→ **Records provided**
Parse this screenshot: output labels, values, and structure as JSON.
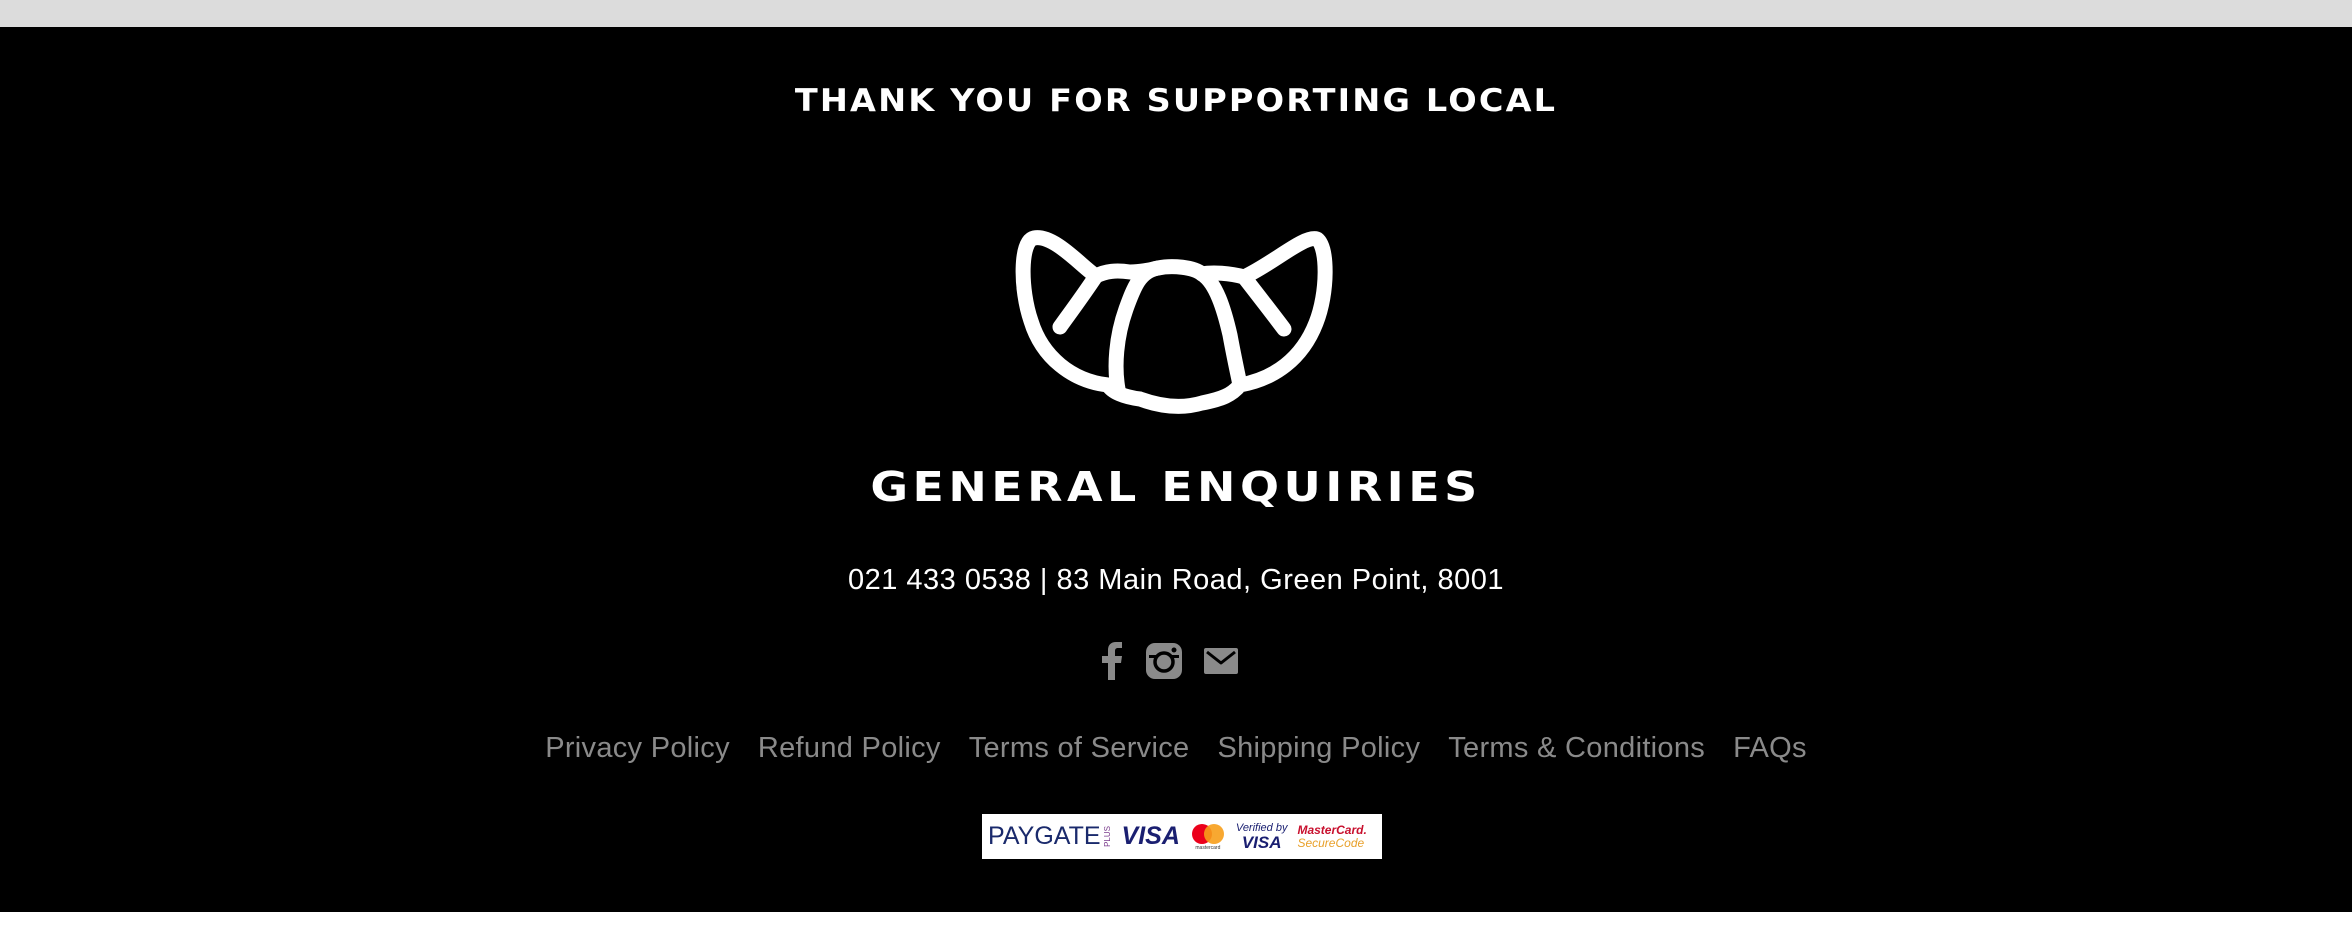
{
  "footer": {
    "tagline": "THANK YOU FOR SUPPORTING LOCAL",
    "logo_icon": "croissant-icon",
    "enquiries_title": "GENERAL ENQUIRIES",
    "contact_line": "021 433 0538 | 83 Main Road, Green Point, 8001",
    "socials": [
      {
        "icon": "facebook-icon"
      },
      {
        "icon": "instagram-icon"
      },
      {
        "icon": "mail-icon"
      }
    ],
    "policy_links": [
      "Privacy Policy",
      "Refund Policy",
      "Terms of Service",
      "Shipping Policy",
      "Terms & Conditions",
      "FAQs"
    ],
    "payment_badge": {
      "paygate": "PAYGATE",
      "paygate_plus": "PLUS",
      "visa": "VISA",
      "mastercard": "mastercard",
      "verified_by": "Verified by",
      "verified_visa": "VISA",
      "mastercard_securecode_top": "MasterCard.",
      "mastercard_securecode_bottom": "SecureCode"
    }
  },
  "colors": {
    "footer_bg": "#000000",
    "top_strip": "#dcdcdc",
    "text_primary": "#ffffff",
    "link_muted": "#8a8a8a",
    "social_icon": "#8a8a8a"
  }
}
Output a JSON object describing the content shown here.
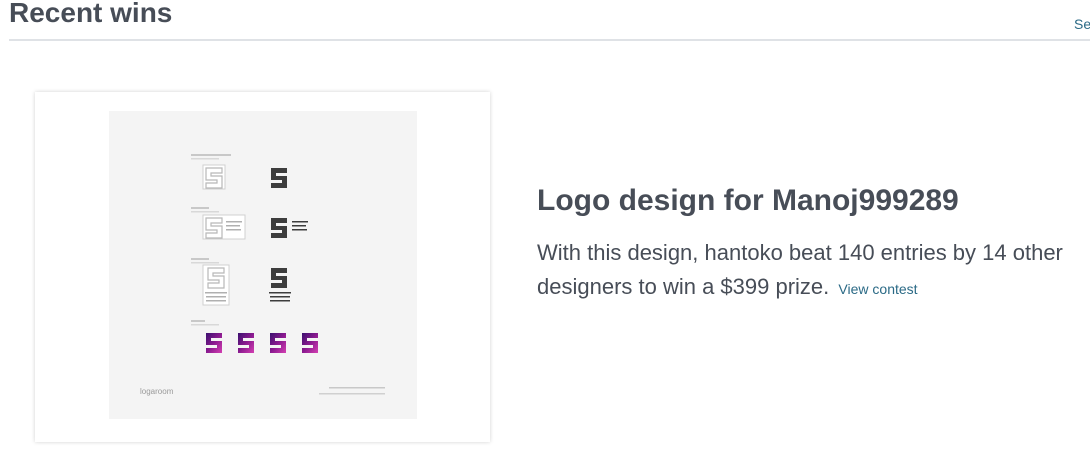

→ **Exercise requirements**
Would you set down the listing exactly, omitting pictures?

→ **The response**
Parse this screenshot: output labels, values, and structure as JSON.
{
  "footer": {
    "tagline": "THANK YOU FOR SUPPORTING LOCAL",
    "logo_icon": "croissant-icon",
    "enquiries_title": "GENERAL ENQUIRIES",
    "contact_line": "021 433 0538 | 83 Main Road, Green Point, 8001",
    "socials": [
      {
        "icon": "facebook-icon"
      },
      {
        "icon": "instagram-icon"
      },
      {
        "icon": "mail-icon"
      }
    ],
    "policy_links": [
      "Privacy Policy",
      "Refund Policy",
      "Terms of Service",
      "Shipping Policy",
      "Terms & Conditions",
      "FAQs"
    ],
    "payment_badge": {
      "paygate": "PAYGATE",
      "paygate_plus": "PLUS",
      "visa": "VISA",
      "mastercard": "mastercard",
      "verified_by": "Verified by",
      "verified_visa": "VISA",
      "mastercard_securecode_top": "MasterCard.",
      "mastercard_securecode_bottom": "SecureCode"
    }
  },
  "colors": {
    "footer_bg": "#000000",
    "top_strip": "#dcdcdc",
    "text_primary": "#ffffff",
    "link_muted": "#8a8a8a",
    "social_icon": "#8a8a8a"
  }
}
Output a JSON object describing the content shown here.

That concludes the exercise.